## [Your assignment]
From the records below, please return each line that holds the word "Sugars".

## [Material provided]

--------------------------------------------------

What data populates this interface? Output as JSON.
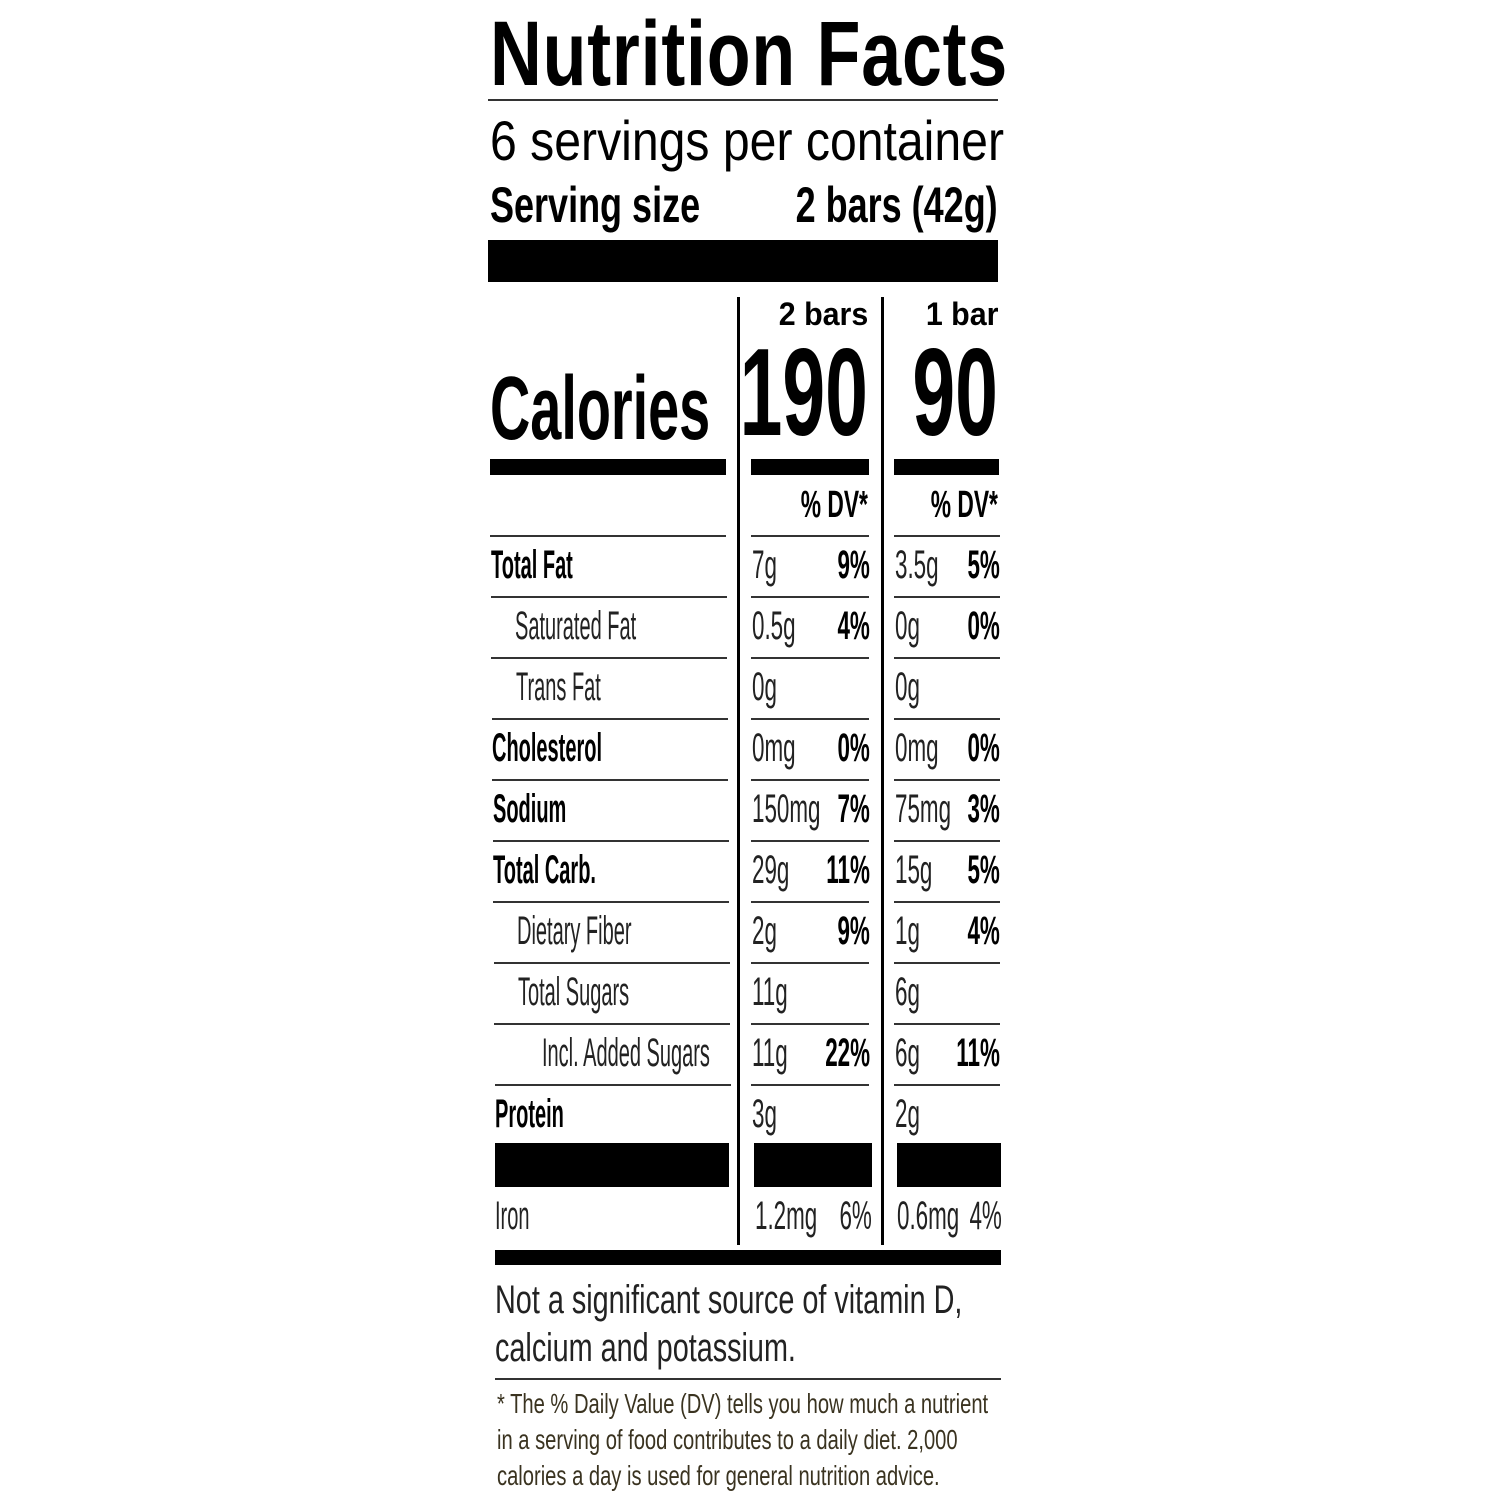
{
  "title": "Nutrition Facts",
  "servings_per_container": "6 servings per container",
  "serving_size_label": "Serving size",
  "serving_size_value": "2 bars (42g)",
  "columns": [
    {
      "header": "2 bars",
      "calories": "190",
      "dv_label": "% DV*"
    },
    {
      "header": "1 bar",
      "calories": "90",
      "dv_label": "% DV*"
    }
  ],
  "calories_label": "Calories",
  "nutrients": [
    {
      "name": "Total Fat",
      "bold": true,
      "indent": 0,
      "v1": "7g",
      "d1": "9%",
      "v2": "3.5g",
      "d2": "5%"
    },
    {
      "name": "Saturated Fat",
      "bold": false,
      "indent": 1,
      "v1": "0.5g",
      "d1": "4%",
      "v2": "0g",
      "d2": "0%"
    },
    {
      "name": "Trans Fat",
      "bold": false,
      "indent": 1,
      "v1": "0g",
      "d1": "",
      "v2": "0g",
      "d2": ""
    },
    {
      "name": "Cholesterol",
      "bold": true,
      "indent": 0,
      "v1": "0mg",
      "d1": "0%",
      "v2": "0mg",
      "d2": "0%"
    },
    {
      "name": "Sodium",
      "bold": true,
      "indent": 0,
      "v1": "150mg",
      "d1": "7%",
      "v2": "75mg",
      "d2": "3%"
    },
    {
      "name": "Total Carb.",
      "bold": true,
      "indent": 0,
      "v1": "29g",
      "d1": "11%",
      "v2": "15g",
      "d2": "5%"
    },
    {
      "name": "Dietary Fiber",
      "bold": false,
      "indent": 1,
      "v1": "2g",
      "d1": "9%",
      "v2": "1g",
      "d2": "4%"
    },
    {
      "name": "Total Sugars",
      "bold": false,
      "indent": 1,
      "v1": "11g",
      "d1": "",
      "v2": "6g",
      "d2": ""
    },
    {
      "name": "Incl. Added Sugars",
      "bold": false,
      "indent": 2,
      "v1": "11g",
      "d1": "22%",
      "v2": "6g",
      "d2": "11%"
    },
    {
      "name": "Protein",
      "bold": true,
      "indent": 0,
      "v1": "3g",
      "d1": "",
      "v2": "2g",
      "d2": ""
    }
  ],
  "vitamins": [
    {
      "name": "Iron",
      "v1": "1.2mg",
      "d1": "6%",
      "v2": "0.6mg",
      "d2": "4%"
    }
  ],
  "note": "Not a significant source of vitamin D, calcium and potassium.",
  "footnote": "* The % Daily Value (DV) tells you how much a nutrient in a serving of food contributes to a daily diet. 2,000 calories a day is used for general nutrition advice."
}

--------------------------------------------------

## [Exercise output]
      "name": "Total Sugars",
      "name": "Incl. Added Sugars",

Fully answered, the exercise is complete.